• [EXTRAIT PROPOSÉ]
= = =
Fin 2021, Emmaüs France et le Secours catholique publiaient un rapport qui dénonçait la « criminalisation de la pauvreté ». En quoi nos prisons sont-elles le symptôme d’une politique pénale ?
Ce que montrait ce rapport, c’est que la prison fonctionne à la fois comme sanction de la pauvreté, source de paupérisation et entrave à la réinsertion. À l’OIP, on pense qu’il est important de rappeler que personne n’est à l’abri de commettre un acte de délinquance et peut se retrouver un jour en prison. Pour autant, les populations qui ont eu un parcours de vie marqué par la précarité et la violence ont effectivement davantage de probabilité d’être incarcérées. Plusieurs raisons l’expliquent. Les délits commis par les personnes issues de classes défavorisées, comme les infractions aux biens, sont plus durement sanctionnés. De plus, les inégalités sont cumulatives. En prison, 10 % des personnes détenues sont en situation d’illettrisme. On note enfin une surreprésentation des personnes ayant des addictions et des problèmes psychiatriques.
« La prison fonctionne comme sanction de la pauvreté »
D’une certaine manière, la prison est perçue comme l’opportunité de bannir certaines personnes de la société pendant un temps. Mais c’est faire preuve de déni, car il va falloir les réintégrer à leur sortie, et on aura très probablement aggravé la situation parce que la peine de prison est une peine de rupture sociale. Les difficultés d’insertion socioprofessionnelle sont accrues par un séjour en détention : perte d’emploi, accès à l’emploi plus difficile, interruption des minima sociaux, perte de logement… Aujourd’hui encore, la sortie de prison est un impensé des politiques pénales et pénitentiaires.
Plusieurs instances (dont l’OIP) et la contrôleuse générale des lieux de privation de liberté (CGLPL) militent pour l’introduction d’un mécanisme de régulation carcérale. En quoi consiste-t-il ?
La régulation carcérale est un mécanisme qui vise à maintenir les établissements pénitentiaires sous une densité carcérale de 100 %. Il s’agit d’un mécanisme qui joue sur le nombre de sorties, pas sur les entrées. La régulation carcérale a notamment été défendue par les députées Caroline Abadie (Renaissance) et Elsa Faucillon (Nupes) dans leur rapport sur « les alternatives à la détention » en juillet 2023. Trois formes de régulation ont été identifiées : la libération prise par voie d’ordonnance par le gouvernement, la libération par « conventionnement entre autorité judiciaire et administration pénitentiaire », et des libérations sous contrainte prises de façon quasi automatique. Pour l’OIP, ce mécanisme doit absolument être contraignant pour être efficace et pensé au niveau national. Surtout, nous le préconisons en tant que mesure d’urgence, étant donnée la situation dans laquelle se trouvent les prisons françaises, pour susciter un électrochoc, mais cela ne doit absolument pas dispenser d’un véritable changement de paradigme sur le sens de la prison, et d’actions à mener sur les causes de la surpopulation.
= = =
• [DONNÉES FOURNIES]
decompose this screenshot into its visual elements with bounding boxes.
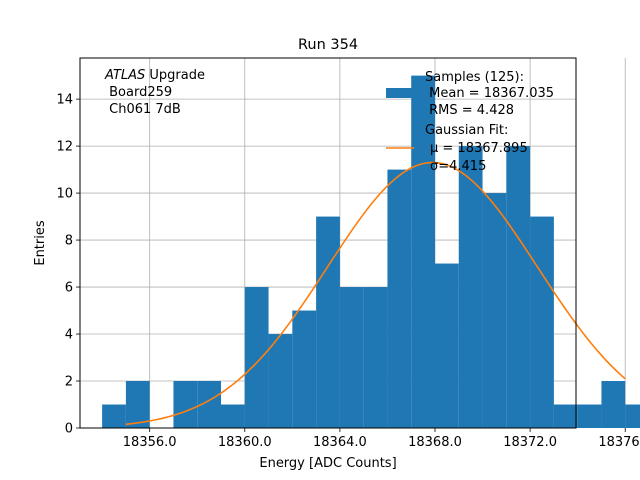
= = =
• [DÉFIS]
1. Relevez, dans l'extrait sur les prisons, les formes de régulation carcérale qui y sont identifiées.
2. Poursuivez l'extrait sur les prisons en reprenant juste après sa dernière phrase.

• [RÉPONSES AUX EXERCICES]
1.
- la libération prise par voie d'ordonnance par le gouvernement
- la libération par « conventionnement entre autorité judiciaire et administration pénitentiaire »
- des libérations sous contrainte prises de façon quasi automatique

2.
Justement, quelles solutions préconisez-vous ?
En plus du mécanisme de régulation carcérale, nous avons formulé un ensemble de recommandations pour réorienter les politiques publiques. Il faut faire de la détention provisoire une vraie exception, en renforçant les possibilités de recours et en diminuant les possibilités pénales de la prononcer. Actuellement, près de 20 000 personnes sont détenues dans l’attente de leur jugement.
« L’enjeu est de favoriser le recours à des peines véritablement alternatives à l’emprisonnement »
Une autre piste de réflexion pourrait être d’interdire le prononcé de peines de prison dans le cadre des comparutions immédiates. Puisqu’il n’y a pas le temps d’individualiser la peine lors de ces procédures expéditives, ce serait a minima reconnaître qu’on ne peut pas jouer avec la vie des gens en quinze minutes. Enfin, il faut agir sur l’échelle des peines et repenser la référence permanente à la prison. À l’heure actuelle, même les mesures alternatives mordent sur la liberté et non sur l’emprisonnement, car elles touchent des personnes qui, jugées pour des faits similaires dans les années 1970, seraient restées libres, tandis que les prisons continuent de se remplir. L’enjeu est donc de favoriser le recours à des peines véritablement alternatives à l’emprisonnement. Cela peut passer par l’instauration d’une peine de probation unique et autonome, c’est-à-dire détachée de toute référence à la prison, qui regrouperait l’ensemble des peines alternatives existantes [comme des « peines interdictions » ou des peines à des travaux d’intérêt général, ndlr], sauf l’amende. La peine de probation deviendrait l’unique peine prononçable pour certains délits « de faible intensité ».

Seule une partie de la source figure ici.